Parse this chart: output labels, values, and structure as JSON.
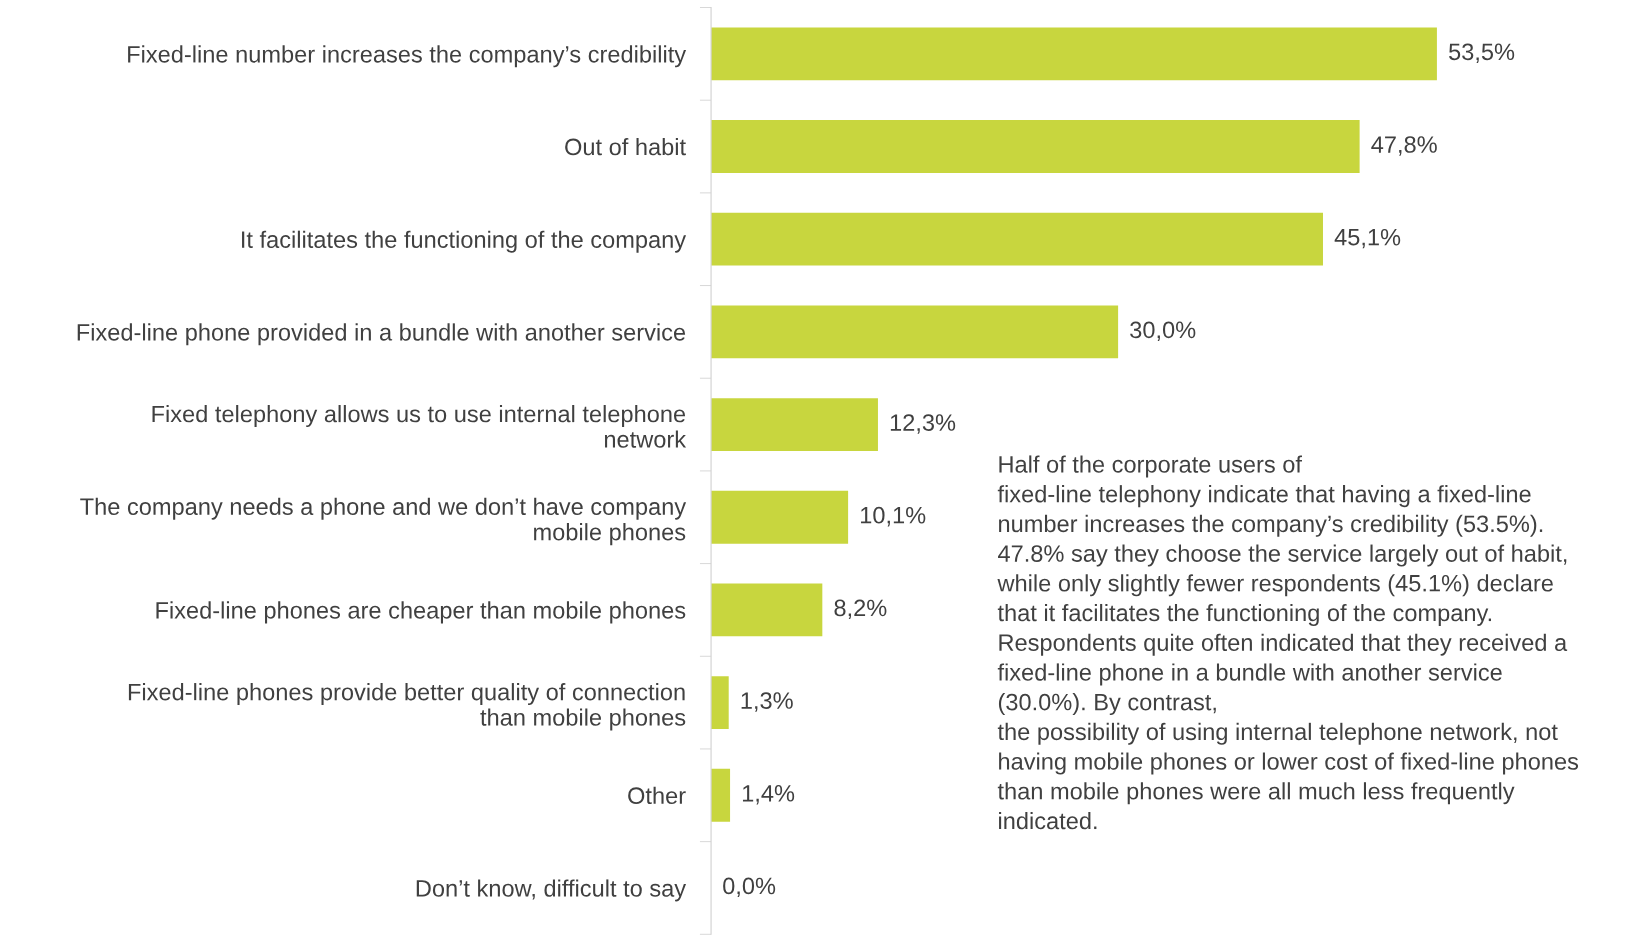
{
  "chart_data": {
    "type": "bar",
    "orientation": "horizontal",
    "categories": [
      "Fixed-line number increases the company’s credibility",
      "Out of habit",
      "It facilitates the functioning of the company",
      "Fixed-line phone provided in a bundle with another service",
      "Fixed telephony allows us to use internal telephone\nnetwork",
      "The company needs a phone and we don’t have company\nmobile phones",
      "Fixed-line phones are cheaper than mobile phones",
      "Fixed-line phones provide better quality of connection\nthan mobile phones",
      "Other",
      "Don’t know, difficult to say"
    ],
    "values": [
      53.5,
      47.8,
      45.1,
      30.0,
      12.3,
      10.1,
      8.2,
      1.3,
      1.4,
      0.0
    ],
    "value_labels": [
      "53,5%",
      "47,8%",
      "45,1%",
      "30,0%",
      "12,3%",
      "10,1%",
      "8,2%",
      "1,3%",
      "1,4%",
      "0,0%"
    ],
    "color": "#c8d63e",
    "tick_labels": "y",
    "grid": false,
    "legend": false,
    "annotations": [
      "Half of the corporate users of\nfixed-line telephony indicate that having a fixed-line\nnumber increases the company’s credibility (53.5%).\n47.8% say they choose the service largely out of habit,\nwhile only slightly fewer respondents (45.1%) declare\nthat it facilitates the functioning of the company.\nRespondents quite often indicated that they received a\nfixed-line phone in a bundle with another service\n(30.0%). By contrast,\nthe possibility of using internal telephone network, not\nhaving mobile phones or lower cost of fixed-line phones\nthan mobile phones were all much less frequently\nindicated."
    ]
  }
}
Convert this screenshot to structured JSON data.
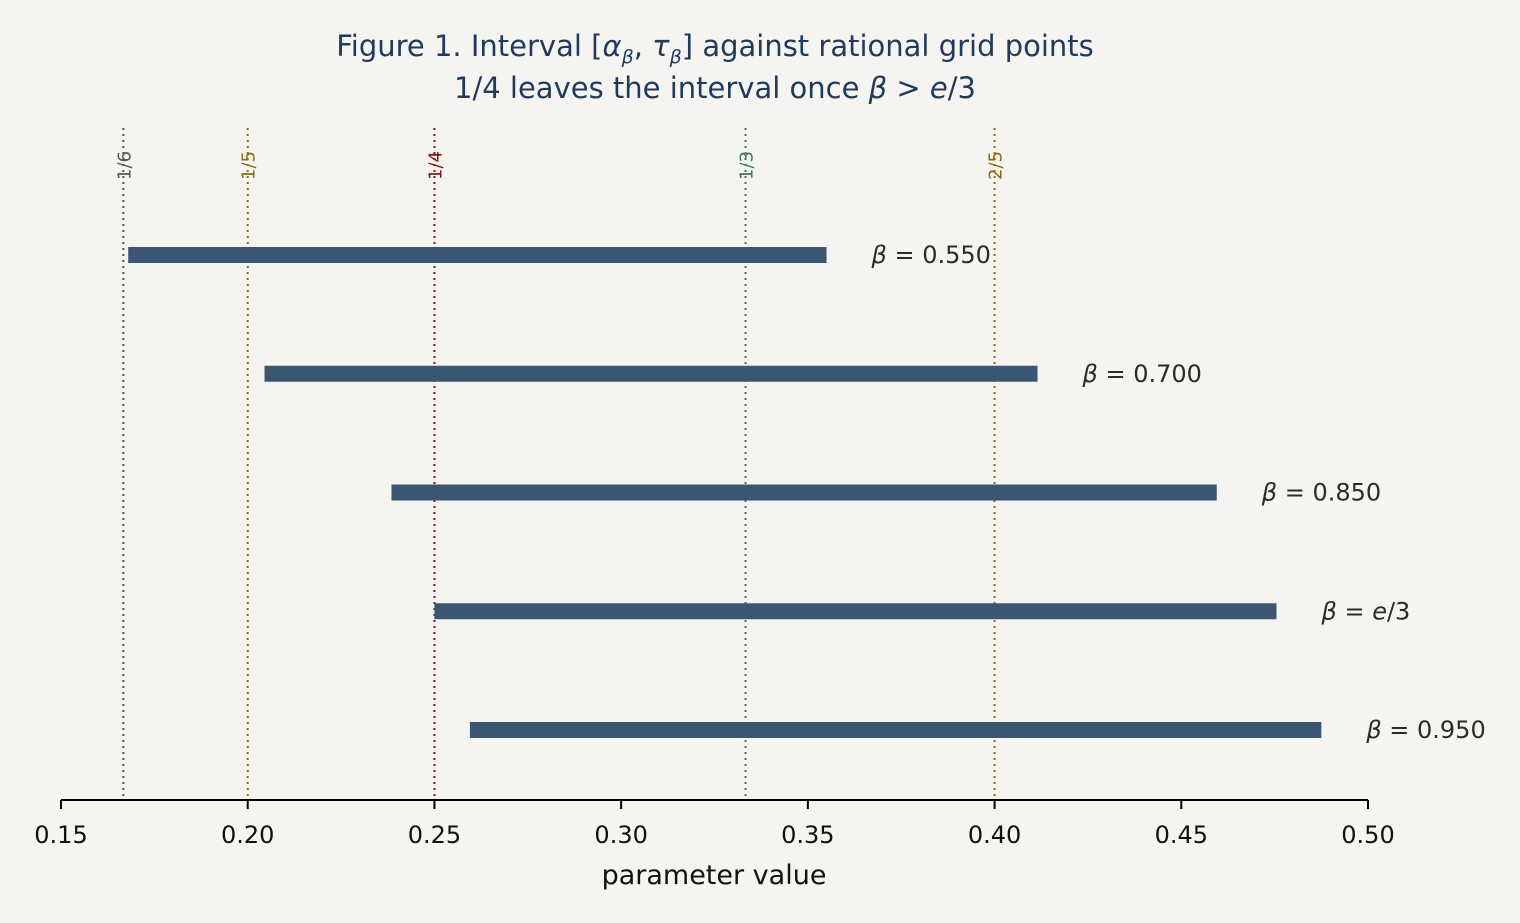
{
  "chart_data": {
    "type": "interval",
    "title": "Figure 1. Interval [αβ, τβ] against rational grid points",
    "subtitle": "1/4 leaves the interval once β > e/3",
    "title_parts": {
      "t1": "Figure 1. Interval [",
      "alpha": "α",
      "sub1": "β",
      "comma": ", ",
      "tau": "τ",
      "sub2": "β",
      "t2": "] against rational grid points"
    },
    "subtitle_parts": {
      "s1": "1/4 leaves the interval once ",
      "beta": "β",
      "gt": " > ",
      "e": "e",
      "s2": "/3"
    },
    "xlabel": "parameter value",
    "xlim": [
      0.15,
      0.5
    ],
    "xticks": [
      {
        "value": 0.15,
        "label": "0.15"
      },
      {
        "value": 0.2,
        "label": "0.20"
      },
      {
        "value": 0.25,
        "label": "0.25"
      },
      {
        "value": 0.3,
        "label": "0.30"
      },
      {
        "value": 0.35,
        "label": "0.35"
      },
      {
        "value": 0.4,
        "label": "0.40"
      },
      {
        "value": 0.45,
        "label": "0.45"
      },
      {
        "value": 0.5,
        "label": "0.50"
      }
    ],
    "grid": false,
    "bar_color": "#3b5673",
    "reference_lines": [
      {
        "label": "1/6",
        "value": 0.1667,
        "color": "#555555"
      },
      {
        "label": "1/5",
        "value": 0.2,
        "color": "#8a6a12"
      },
      {
        "label": "1/4",
        "value": 0.25,
        "color": "#7a1a1a"
      },
      {
        "label": "1/3",
        "value": 0.3333,
        "color": "#3f7a5a"
      },
      {
        "label": "2/5",
        "value": 0.4,
        "color": "#8a6a12"
      }
    ],
    "intervals": [
      {
        "beta_label": "0.550",
        "beta_italic": false,
        "start": 0.168,
        "end": 0.355
      },
      {
        "beta_label": "0.700",
        "beta_italic": false,
        "start": 0.2045,
        "end": 0.4115
      },
      {
        "beta_label": "0.850",
        "beta_italic": false,
        "start": 0.2385,
        "end": 0.4595
      },
      {
        "beta_label": "e/3",
        "beta_italic": true,
        "start": 0.25,
        "end": 0.4755
      },
      {
        "beta_label": "0.950",
        "beta_italic": false,
        "start": 0.2595,
        "end": 0.4875
      }
    ],
    "beta_prefix": "β",
    "beta_eq": " = "
  }
}
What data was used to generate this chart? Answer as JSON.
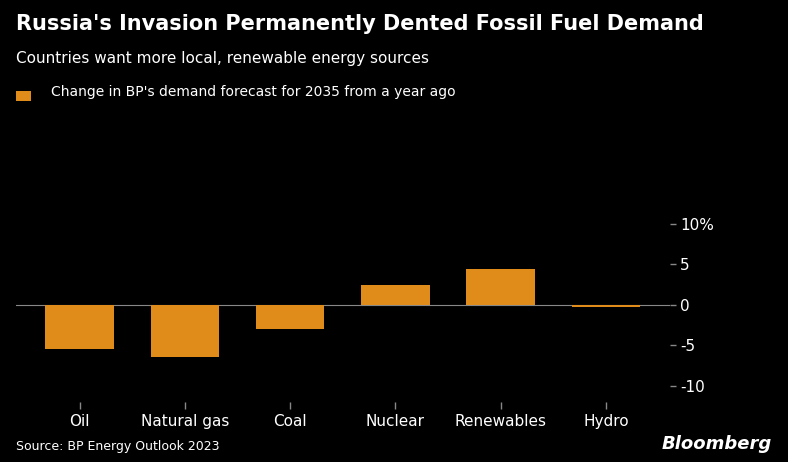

TASK BRIEF: Leaving all pictures aside, quote each record exactly.

ANSWER IN FULL:
Parse this chart: output labels, values, and structure as JSON.
{
  "chart_data": {
    "type": "bar",
    "orientation": "horizontal",
    "categories": [
      "Fixed-line number increases the company’s credibility",
      "Out of habit",
      "It facilitates the functioning of the company",
      "Fixed-line phone provided in a bundle with another service",
      "Fixed telephony allows us to use internal telephone\nnetwork",
      "The company needs a phone and we don’t have company\nmobile phones",
      "Fixed-line phones are cheaper than mobile phones",
      "Fixed-line phones provide better quality of connection\nthan mobile phones",
      "Other",
      "Don’t know, difficult to say"
    ],
    "values": [
      53.5,
      47.8,
      45.1,
      30.0,
      12.3,
      10.1,
      8.2,
      1.3,
      1.4,
      0.0
    ],
    "value_labels": [
      "53,5%",
      "47,8%",
      "45,1%",
      "30,0%",
      "12,3%",
      "10,1%",
      "8,2%",
      "1,3%",
      "1,4%",
      "0,0%"
    ],
    "color": "#c8d63e",
    "tick_labels": "y",
    "grid": false,
    "legend": false,
    "annotations": [
      "Half of the corporate users of\nfixed-line telephony indicate that having a fixed-line\nnumber increases the company’s credibility (53.5%).\n47.8% say they choose the service largely out of habit,\nwhile only slightly fewer respondents (45.1%) declare\nthat it facilitates the functioning of the company.\nRespondents quite often indicated that they received a\nfixed-line phone in a bundle with another service\n(30.0%). By contrast,\nthe possibility of using internal telephone network, not\nhaving mobile phones or lower cost of fixed-line phones\nthan mobile phones were all much less frequently\nindicated."
    ]
  }
}
Convert this screenshot to structured JSON data.
{
  "chart_data": {
    "type": "interval",
    "title": "Figure 1. Interval [αβ, τβ] against rational grid points",
    "subtitle": "1/4 leaves the interval once β > e/3",
    "title_parts": {
      "t1": "Figure 1. Interval [",
      "alpha": "α",
      "sub1": "β",
      "comma": ", ",
      "tau": "τ",
      "sub2": "β",
      "t2": "] against rational grid points"
    },
    "subtitle_parts": {
      "s1": "1/4 leaves the interval once ",
      "beta": "β",
      "gt": " > ",
      "e": "e",
      "s2": "/3"
    },
    "xlabel": "parameter value",
    "xlim": [
      0.15,
      0.5
    ],
    "xticks": [
      {
        "value": 0.15,
        "label": "0.15"
      },
      {
        "value": 0.2,
        "label": "0.20"
      },
      {
        "value": 0.25,
        "label": "0.25"
      },
      {
        "value": 0.3,
        "label": "0.30"
      },
      {
        "value": 0.35,
        "label": "0.35"
      },
      {
        "value": 0.4,
        "label": "0.40"
      },
      {
        "value": 0.45,
        "label": "0.45"
      },
      {
        "value": 0.5,
        "label": "0.50"
      }
    ],
    "grid": false,
    "bar_color": "#3b5673",
    "reference_lines": [
      {
        "label": "1/6",
        "value": 0.1667,
        "color": "#555555"
      },
      {
        "label": "1/5",
        "value": 0.2,
        "color": "#8a6a12"
      },
      {
        "label": "1/4",
        "value": 0.25,
        "color": "#7a1a1a"
      },
      {
        "label": "1/3",
        "value": 0.3333,
        "color": "#3f7a5a"
      },
      {
        "label": "2/5",
        "value": 0.4,
        "color": "#8a6a12"
      }
    ],
    "intervals": [
      {
        "beta_label": "0.550",
        "beta_italic": false,
        "start": 0.168,
        "end": 0.355
      },
      {
        "beta_label": "0.700",
        "beta_italic": false,
        "start": 0.2045,
        "end": 0.4115
      },
      {
        "beta_label": "0.850",
        "beta_italic": false,
        "start": 0.2385,
        "end": 0.4595
      },
      {
        "beta_label": "e/3",
        "beta_italic": true,
        "start": 0.25,
        "end": 0.4755
      },
      {
        "beta_label": "0.950",
        "beta_italic": false,
        "start": 0.2595,
        "end": 0.4875
      }
    ],
    "beta_prefix": "β",
    "beta_eq": " = "
  }
}
What data was used to generate this chart? Answer as JSON.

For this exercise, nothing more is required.